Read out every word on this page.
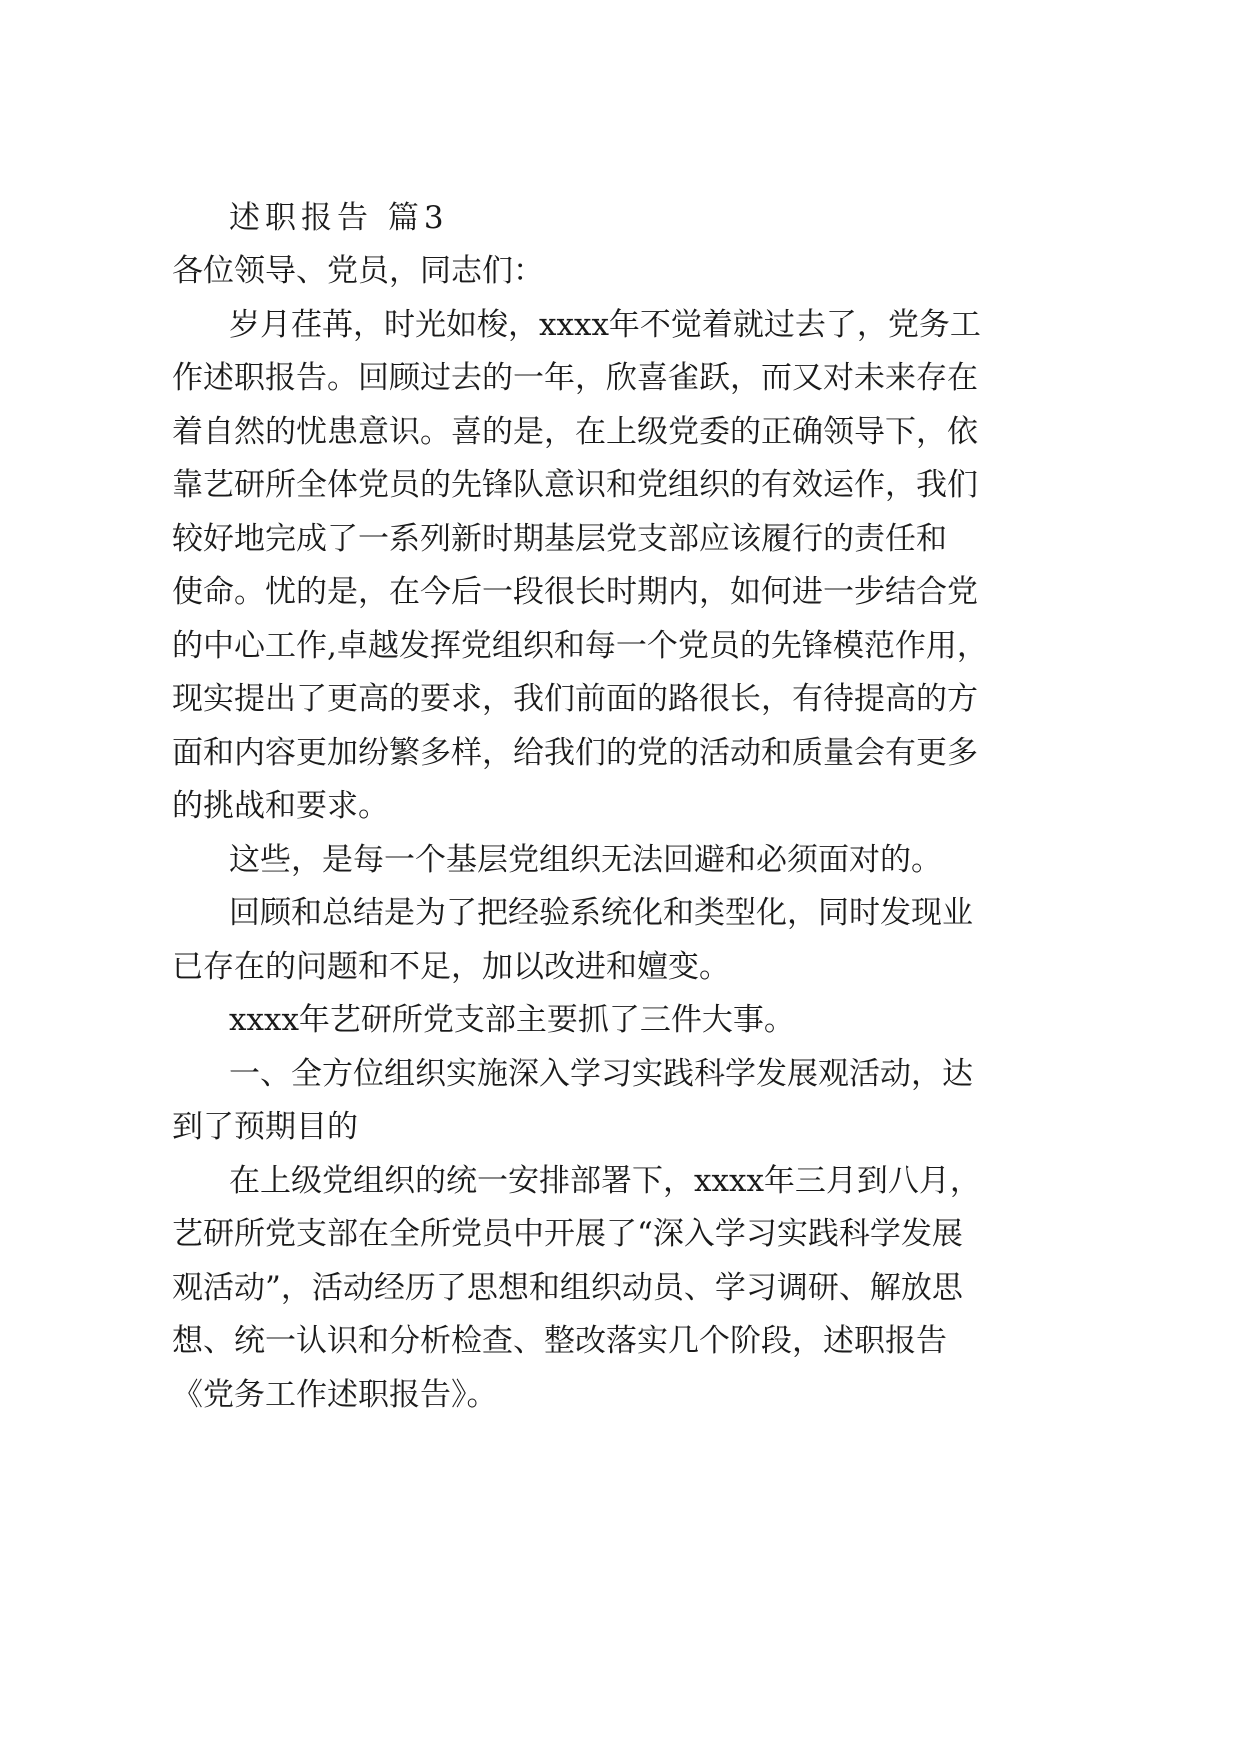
述职报告 篇3
各位领导、党员，同志们：
岁月荏苒，时光如梭，xxxx年不觉着就过去了，党务工
作述职报告。回顾过去的一年，欣喜雀跃，而又对未来存在
着自然的忧患意识。喜的是，在上级党委的正确领导下，依
靠艺研所全体党员的先锋队意识和党组织的有效运作，我们
较好地完成了一系列新时期基层党支部应该履行的责任和
使命。忧的是，在今后一段很长时期内，如何进一步结合党
的中心工作,卓越发挥党组织和每一个党员的先锋模范作用，
现实提出了更高的要求，我们前面的路很长，有待提高的方
面和内容更加纷繁多样，给我们的党的活动和质量会有更多
的挑战和要求。
这些，是每一个基层党组织无法回避和必须面对的。
回顾和总结是为了把经验系统化和类型化，同时发现业
已存在的问题和不足，加以改进和嬗变。
xxxx年艺研所党支部主要抓了三件大事。
一、全方位组织实施深入学习实践科学发展观活动，达
到了预期目的
在上级党组织的统一安排部署下，xxxx年三月到八月，
艺研所党支部在全所党员中开展了“深入学习实践科学发展
观活动”，活动经历了思想和组织动员、学习调研、解放思
想、统一认识和分析检查、整改落实几个阶段，述职报告
《党务工作述职报告》。
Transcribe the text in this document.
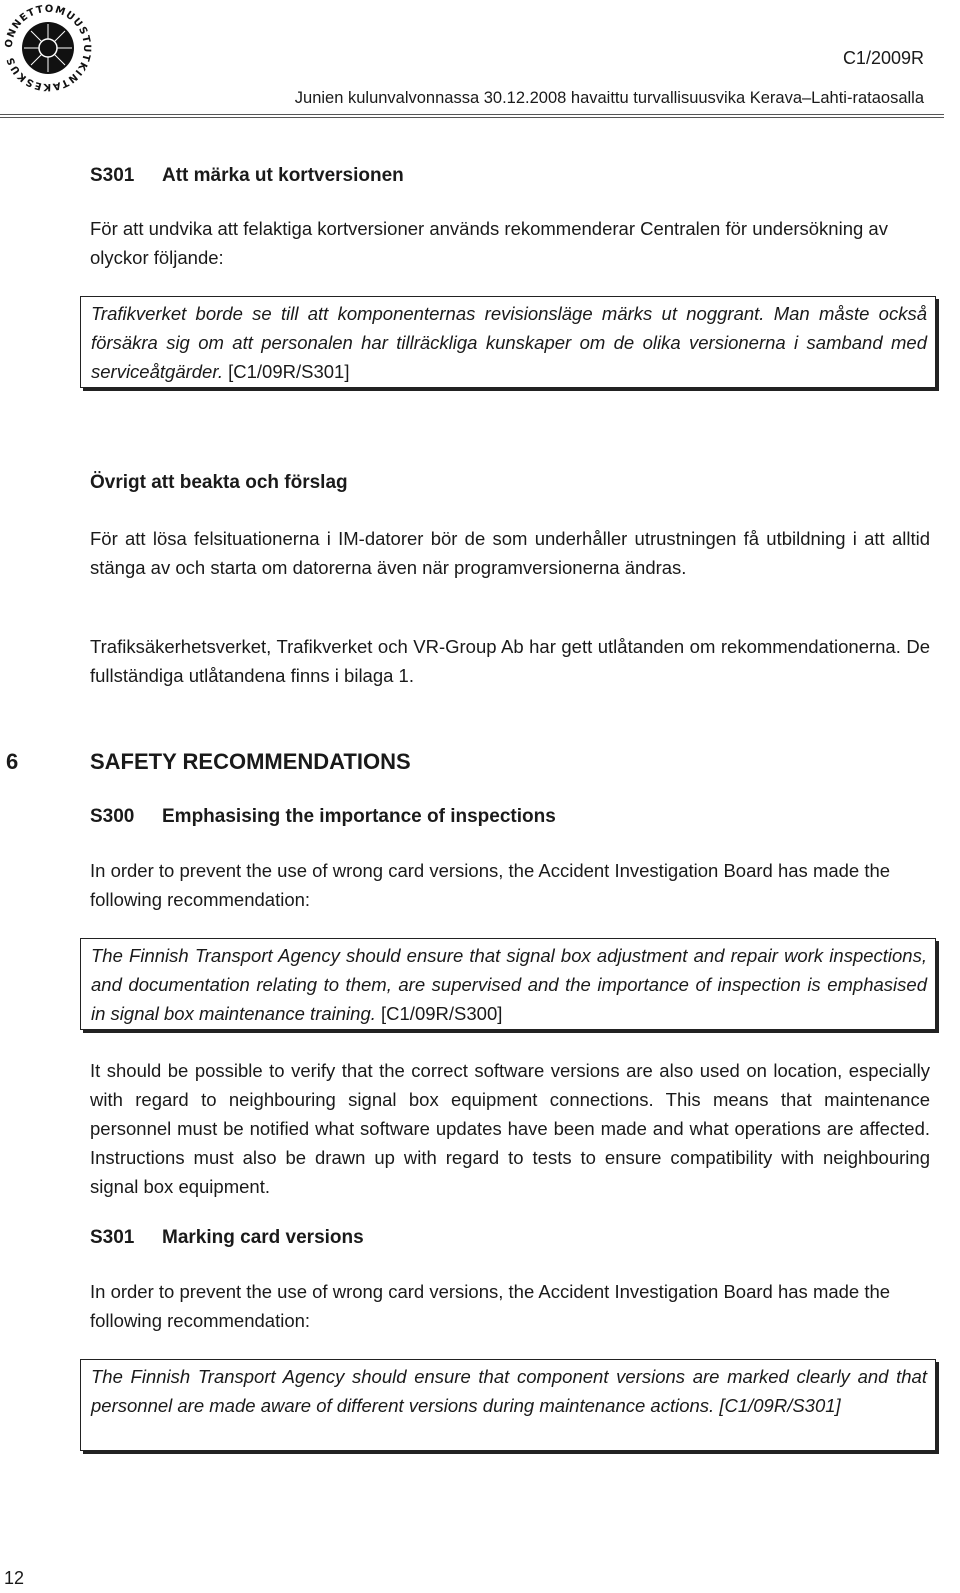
ONNETTOMUUSTUTKINTAKESKUS	C1/2009R
Junien kulunvalvonnassa 30.12.2008 havaittu turvallisuusvika Kerava–Lahti-rataosalla
S301 Att märka ut kortversionen
För att undvika att felaktiga kortversioner används rekommenderar Centralen för undersökning av olyckor följande:
Trafikverket borde se till att komponenternas revisionsläge märks ut noggrant. Man måste också försäkra sig om att personalen har tillräckliga kunskaper om de olika versionerna i samband med serviceåtgärder. [C1/09R/S301]
Övrigt att beakta och förslag
För att lösa felsituationerna i IM-datorer bör de som underhåller utrustningen få utbildning i att alltid stänga av och starta om datorerna även när programversionerna ändras.
Trafiksäkerhetsverket, Trafikverket och VR-Group Ab har gett utlåtanden om rekommendationerna. De fullständiga utlåtandena finns i bilaga 1.
6	SAFETY RECOMMENDATIONS
S300 Emphasising the importance of inspections
In order to prevent the use of wrong card versions, the Accident Investigation Board has made the following recommendation:
The Finnish Transport Agency should ensure that signal box adjustment and repair work inspections, and documentation relating to them, are supervised and the importance of inspection is emphasised in signal box maintenance training. [C1/09R/S300]
It should be possible to verify that the correct software versions are also used on location, especially with regard to neighbouring signal box equipment connections. This means that maintenance personnel must be notified what software updates have been made and what operations are affected. Instructions must also be drawn up with regard to tests to ensure compatibility with neighbouring signal box equipment.
S301 Marking card versions
In order to prevent the use of wrong card versions, the Accident Investigation Board has made the following recommendation:
The Finnish Transport Agency should ensure that component versions are marked clearly and that personnel are made aware of different versions during maintenance actions. [C1/09R/S301]
12
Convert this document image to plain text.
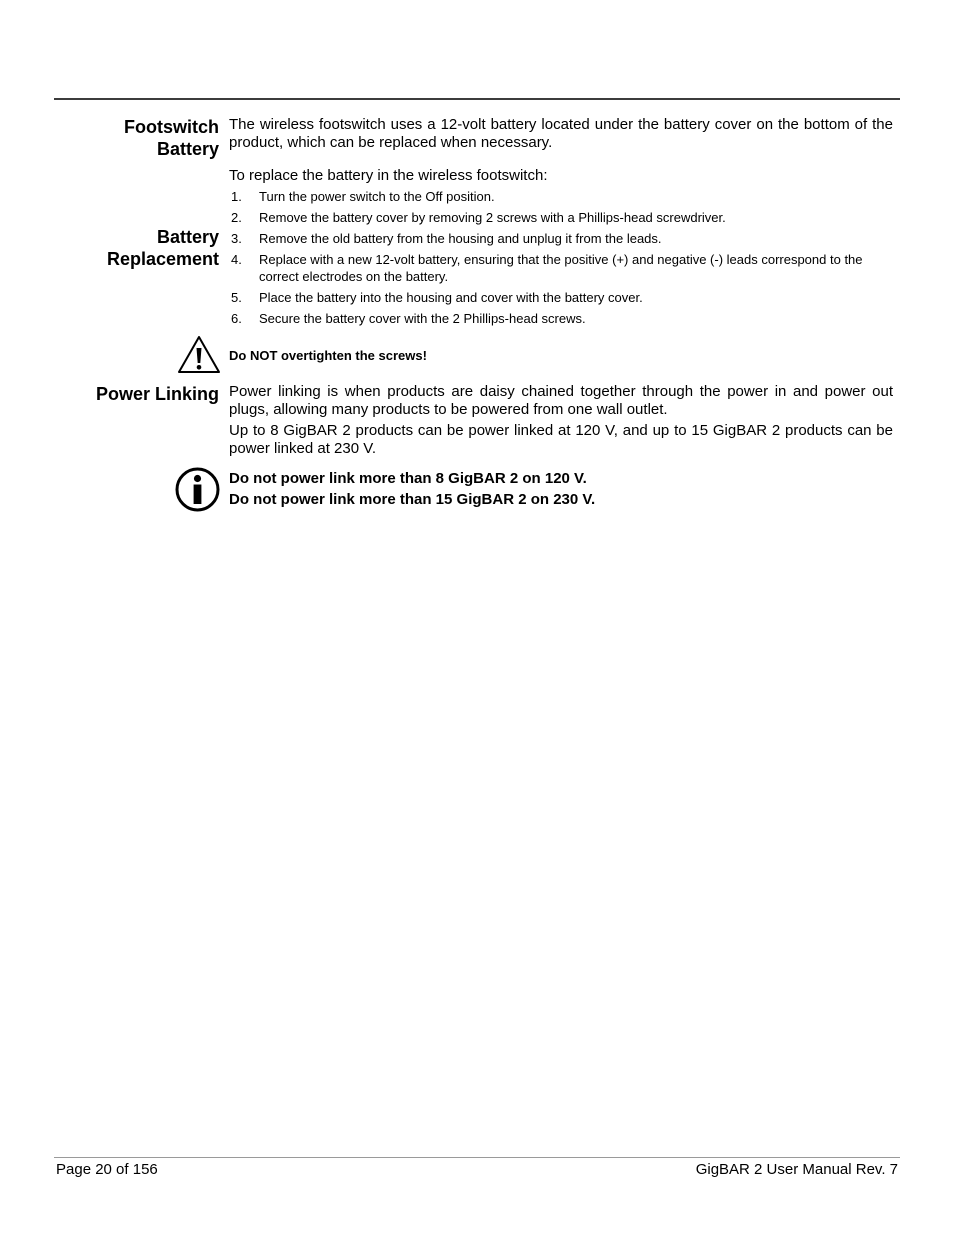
Footswitch
Battery
The wireless footswitch uses a 12-volt battery located under the battery cover on the bottom of the product, which can be replaced when necessary.
To replace the battery in the wireless footswitch:
Battery
Replacement
1. Turn the power switch to the Off position.
2. Remove the battery cover by removing 2 screws with a Phillips-head screwdriver.
3. Remove the old battery from the housing and unplug it from the leads.
4. Replace with a new 12-volt battery, ensuring that the positive (+) and negative (-) leads correspond to the correct electrodes on the battery.
5. Place the battery into the housing and cover with the battery cover.
6. Secure the battery cover with the 2 Phillips-head screws.
Do NOT overtighten the screws!
Power Linking Power linking is when products are daisy chained together through the power in and power out plugs, allowing many products to be powered from one wall outlet.
Up to 8 GigBAR 2 products can be power linked at 120 V, and up to 15 GigBAR 2 products can be power linked at 230 V.
Do not power link more than 8 GigBAR 2 on 120 V.
Do not power link more than 15 GigBAR 2 on 230 V.
Page 20 of 156	GigBAR 2 User Manual Rev. 7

What needs to be done: Restate every record exactly, please; do not copy the pictures.

Exercise answer:
Read out every word on this page.
述职报告 篇3
各位领导、党员，同志们：
岁月荏苒，时光如梭，xxxx年不觉着就过去了，党务工
作述职报告。回顾过去的一年，欣喜雀跃，而又对未来存在
着自然的忧患意识。喜的是，在上级党委的正确领导下，依
靠艺研所全体党员的先锋队意识和党组织的有效运作，我们
较好地完成了一系列新时期基层党支部应该履行的责任和
使命。忧的是，在今后一段很长时期内，如何进一步结合党
的中心工作,卓越发挥党组织和每一个党员的先锋模范作用，
现实提出了更高的要求，我们前面的路很长，有待提高的方
面和内容更加纷繁多样，给我们的党的活动和质量会有更多
的挑战和要求。
这些，是每一个基层党组织无法回避和必须面对的。
回顾和总结是为了把经验系统化和类型化，同时发现业
已存在的问题和不足，加以改进和嬗变。
xxxx年艺研所党支部主要抓了三件大事。
一、全方位组织实施深入学习实践科学发展观活动，达
到了预期目的
在上级党组织的统一安排部署下，xxxx年三月到八月，
艺研所党支部在全所党员中开展了“深入学习实践科学发展
观活动”，活动经历了思想和组织动员、学习调研、解放思
想、统一认识和分析检查、整改落实几个阶段，述职报告
《党务工作述职报告》。
Transcribe the text in this document.
ONNETTOMUUSTUTKINTAKESKUS	C1/2009R
Junien kulunvalvonnassa 30.12.2008 havaittu turvallisuusvika Kerava–Lahti-rataosalla
S301 Att märka ut kortversionen
För att undvika att felaktiga kortversioner används rekommenderar Centralen för undersökning av olyckor följande:
Trafikverket borde se till att komponenternas revisionsläge märks ut noggrant. Man måste också försäkra sig om att personalen har tillräckliga kunskaper om de olika versionerna i samband med serviceåtgärder. [C1/09R/S301]
Övrigt att beakta och förslag
För att lösa felsituationerna i IM-datorer bör de som underhåller utrustningen få utbildning i att alltid stänga av och starta om datorerna även när programversionerna ändras.
Trafiksäkerhetsverket, Trafikverket och VR-Group Ab har gett utlåtanden om rekommendationerna. De fullständiga utlåtandena finns i bilaga 1.
6	SAFETY RECOMMENDATIONS
S300 Emphasising the importance of inspections
In order to prevent the use of wrong card versions, the Accident Investigation Board has made the following recommendation:
The Finnish Transport Agency should ensure that signal box adjustment and repair work inspections, and documentation relating to them, are supervised and the importance of inspection is emphasised in signal box maintenance training. [C1/09R/S300]
It should be possible to verify that the correct software versions are also used on location, especially with regard to neighbouring signal box equipment connections. This means that maintenance personnel must be notified what software updates have been made and what operations are affected. Instructions must also be drawn up with regard to tests to ensure compatibility with neighbouring signal box equipment.
S301 Marking card versions
In order to prevent the use of wrong card versions, the Accident Investigation Board has made the following recommendation:
The Finnish Transport Agency should ensure that component versions are marked clearly and that personnel are made aware of different versions during maintenance actions. [C1/09R/S301]
12
Convert this document image to plain text.
Footswitch
Battery
The wireless footswitch uses a 12-volt battery located under the battery cover on the bottom of the product, which can be replaced when necessary.
To replace the battery in the wireless footswitch:
Battery
Replacement
1. Turn the power switch to the Off position.
2. Remove the battery cover by removing 2 screws with a Phillips-head screwdriver.
3. Remove the old battery from the housing and unplug it from the leads.
4. Replace with a new 12-volt battery, ensuring that the positive (+) and negative (-) leads correspond to the correct electrodes on the battery.
5. Place the battery into the housing and cover with the battery cover.
6. Secure the battery cover with the 2 Phillips-head screws.
Do NOT overtighten the screws!
Power Linking Power linking is when products are daisy chained together through the power in and power out plugs, allowing many products to be powered from one wall outlet.
Up to 8 GigBAR 2 products can be power linked at 120 V, and up to 15 GigBAR 2 products can be power linked at 230 V.
Do not power link more than 8 GigBAR 2 on 120 V.
Do not power link more than 15 GigBAR 2 on 230 V.
Page 20 of 156	GigBAR 2 User Manual Rev. 7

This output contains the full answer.